_WHAT IS NEEDED_: Check each line below for "label" and report how many have it, nothing else.

Stored data entries:
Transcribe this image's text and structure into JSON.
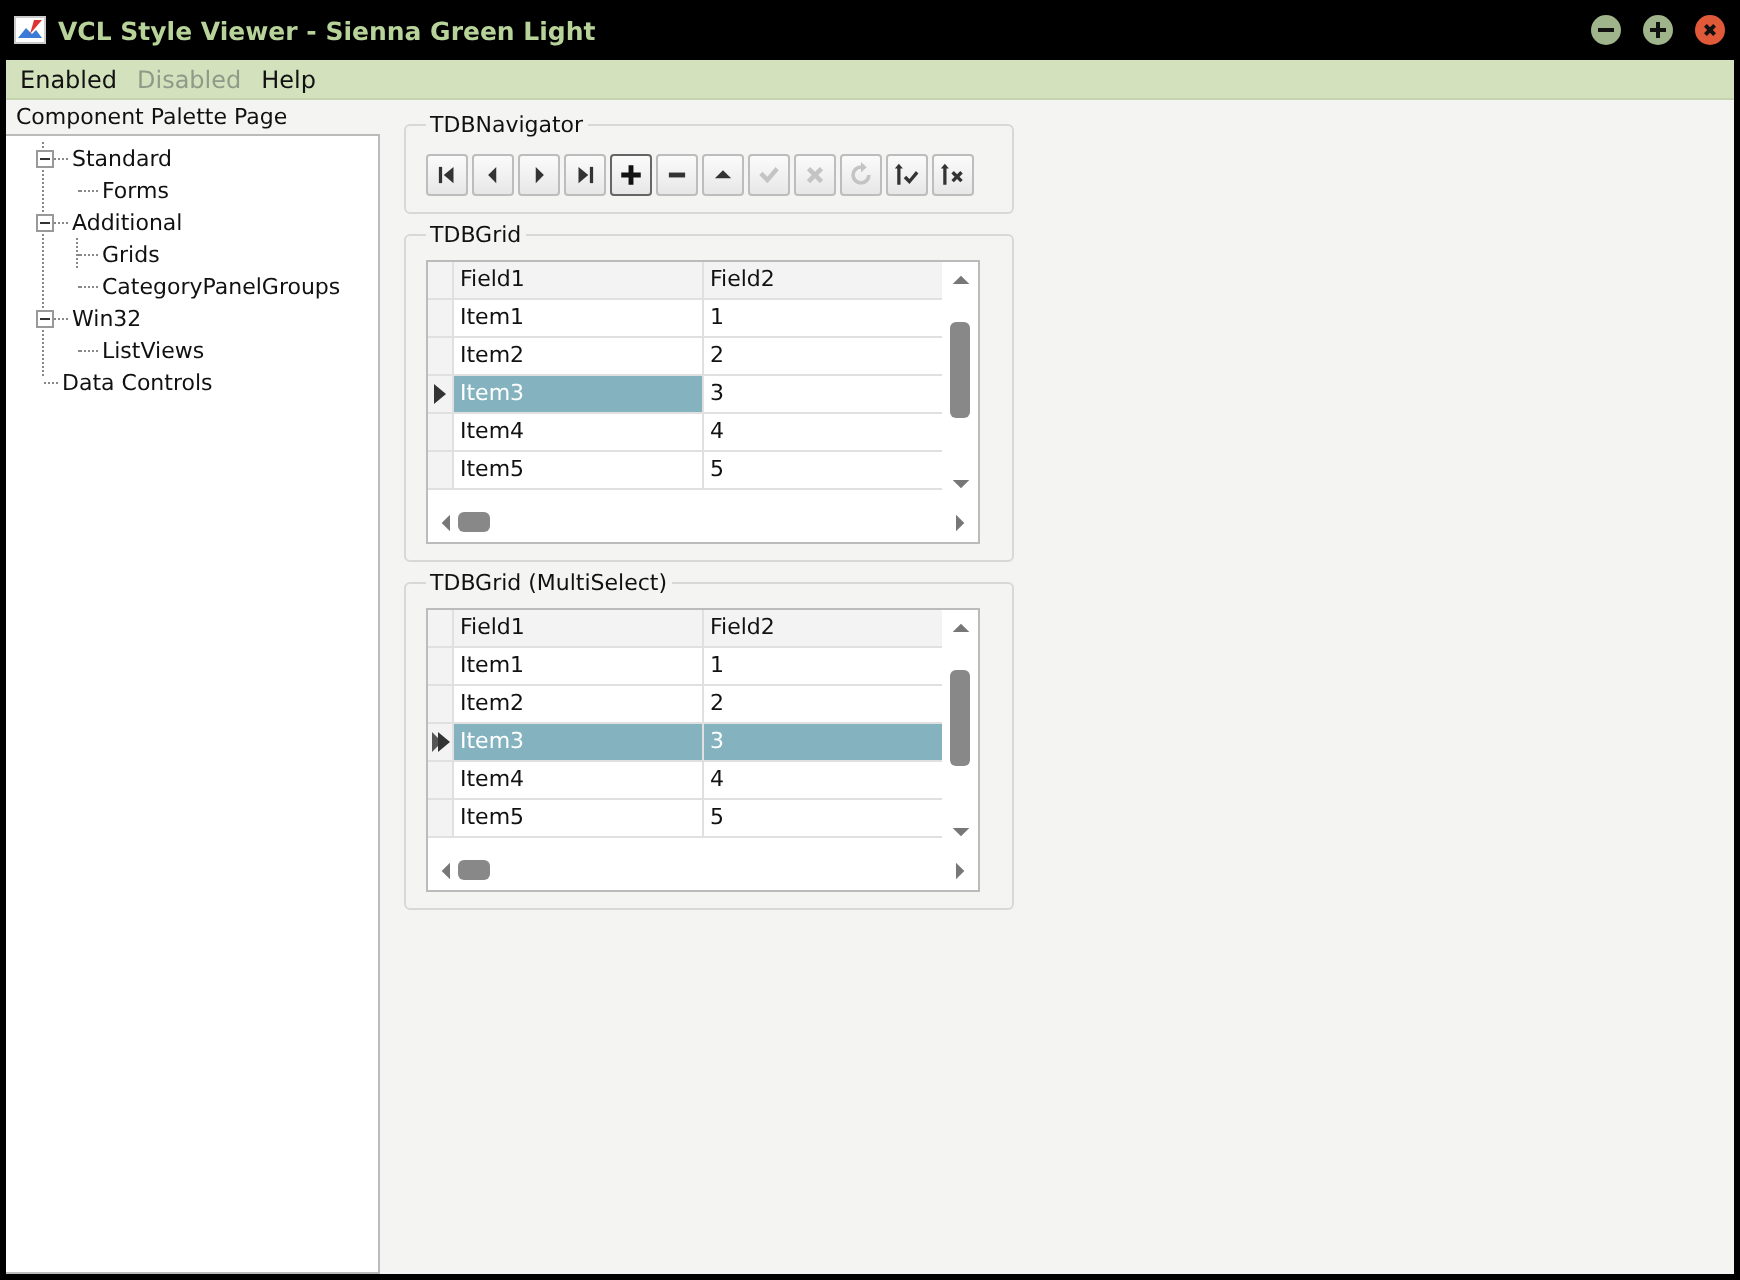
{
  "window": {
    "title": "VCL Style Viewer - Sienna Green Light"
  },
  "menu": [
    {
      "label": "Enabled",
      "disabled": false
    },
    {
      "label": "Disabled",
      "disabled": true
    },
    {
      "label": "Help",
      "disabled": false
    }
  ],
  "sidebar": {
    "title": "Component Palette Page",
    "tree": [
      {
        "label": "Standard",
        "expanded": true,
        "children": [
          {
            "label": "Forms"
          }
        ]
      },
      {
        "label": "Additional",
        "expanded": true,
        "children": [
          {
            "label": "Grids"
          },
          {
            "label": "CategoryPanelGroups"
          }
        ]
      },
      {
        "label": "Win32",
        "expanded": true,
        "children": [
          {
            "label": "ListViews"
          }
        ]
      },
      {
        "label": "Data Controls"
      }
    ]
  },
  "navigator": {
    "title": "TDBNavigator",
    "buttons": [
      {
        "kind": "first",
        "disabled": false,
        "focused": false
      },
      {
        "kind": "prior",
        "disabled": false,
        "focused": false
      },
      {
        "kind": "next",
        "disabled": false,
        "focused": false
      },
      {
        "kind": "last",
        "disabled": false,
        "focused": false
      },
      {
        "kind": "insert",
        "disabled": false,
        "focused": true
      },
      {
        "kind": "delete",
        "disabled": false,
        "focused": false
      },
      {
        "kind": "edit",
        "disabled": false,
        "focused": false
      },
      {
        "kind": "post",
        "disabled": true,
        "focused": false
      },
      {
        "kind": "cancel",
        "disabled": true,
        "focused": false
      },
      {
        "kind": "refresh",
        "disabled": true,
        "focused": false
      },
      {
        "kind": "apply",
        "disabled": false,
        "focused": false
      },
      {
        "kind": "cancel-updates",
        "disabled": false,
        "focused": false
      }
    ]
  },
  "grids": [
    {
      "title": "TDBGrid",
      "multi_select": false,
      "columns": [
        "Field1",
        "Field2"
      ],
      "rows": [
        {
          "current": false,
          "cells": [
            {
              "text": "Item1",
              "selected": false
            },
            {
              "text": "1",
              "selected": false
            }
          ]
        },
        {
          "current": false,
          "cells": [
            {
              "text": "Item2",
              "selected": false
            },
            {
              "text": "2",
              "selected": false
            }
          ]
        },
        {
          "current": true,
          "cells": [
            {
              "text": "Item3",
              "selected": true
            },
            {
              "text": "3",
              "selected": false
            }
          ]
        },
        {
          "current": false,
          "cells": [
            {
              "text": "Item4",
              "selected": false
            },
            {
              "text": "4",
              "selected": false
            }
          ]
        },
        {
          "current": false,
          "cells": [
            {
              "text": "Item5",
              "selected": false
            },
            {
              "text": "5",
              "selected": false
            }
          ]
        }
      ]
    },
    {
      "title": "TDBGrid (MultiSelect)",
      "multi_select": true,
      "columns": [
        "Field1",
        "Field2"
      ],
      "rows": [
        {
          "current": false,
          "cells": [
            {
              "text": "Item1",
              "selected": false
            },
            {
              "text": "1",
              "selected": false
            }
          ]
        },
        {
          "current": false,
          "cells": [
            {
              "text": "Item2",
              "selected": false
            },
            {
              "text": "2",
              "selected": false
            }
          ]
        },
        {
          "current": true,
          "cells": [
            {
              "text": "Item3",
              "selected": true
            },
            {
              "text": "3",
              "selected": true
            }
          ]
        },
        {
          "current": false,
          "cells": [
            {
              "text": "Item4",
              "selected": false
            },
            {
              "text": "4",
              "selected": false
            }
          ]
        },
        {
          "current": false,
          "cells": [
            {
              "text": "Item5",
              "selected": false
            },
            {
              "text": "5",
              "selected": false
            }
          ]
        }
      ]
    }
  ]
}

_SOLUTION TO THE EXERCISE_: 11